### [CHALLENGE]
Copy the listing verbatim, excluding any images found in it.

[Figure contents as structured data]
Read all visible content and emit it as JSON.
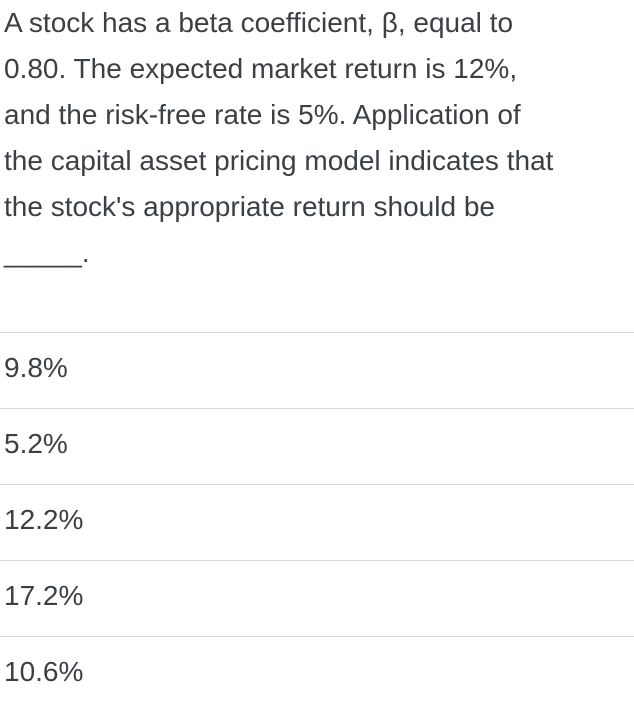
{
  "question": {
    "lines": [
      "A stock has a beta coefficient, β, equal to",
      "0.80. The expected market return is 12%,",
      "and the risk-free rate is 5%. Application of",
      "the capital asset pricing model indicates that",
      "the stock's appropriate return should be",
      "_____."
    ],
    "full_text": "A stock has a beta coefficient, β, equal to 0.80. The expected market return is 12%, and the risk-free rate is 5%. Application of the capital asset pricing model indicates that the stock's appropriate return should be _____."
  },
  "answers": [
    {
      "label": "9.8%"
    },
    {
      "label": "5.2%"
    },
    {
      "label": "12.2%"
    },
    {
      "label": "17.2%"
    },
    {
      "label": "10.6%"
    }
  ],
  "colors": {
    "text": "#3b4045",
    "divider": "#d9d9d9",
    "background": "#ffffff"
  }
}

### [SOLUTION BELOW]
Read all visible content and emit it as JSON.
{
  "question": {
    "lines": [
      "A stock has a beta coefficient, β, equal to",
      "0.80. The expected market return is 12%,",
      "and the risk-free rate is 5%. Application of",
      "the capital asset pricing model indicates that",
      "the stock's appropriate return should be",
      "_____."
    ],
    "full_text": "A stock has a beta coefficient, β, equal to 0.80. The expected market return is 12%, and the risk-free rate is 5%. Application of the capital asset pricing model indicates that the stock's appropriate return should be _____."
  },
  "answers": [
    {
      "label": "9.8%"
    },
    {
      "label": "5.2%"
    },
    {
      "label": "12.2%"
    },
    {
      "label": "17.2%"
    },
    {
      "label": "10.6%"
    }
  ],
  "colors": {
    "text": "#3b4045",
    "divider": "#d9d9d9",
    "background": "#ffffff"
  }
}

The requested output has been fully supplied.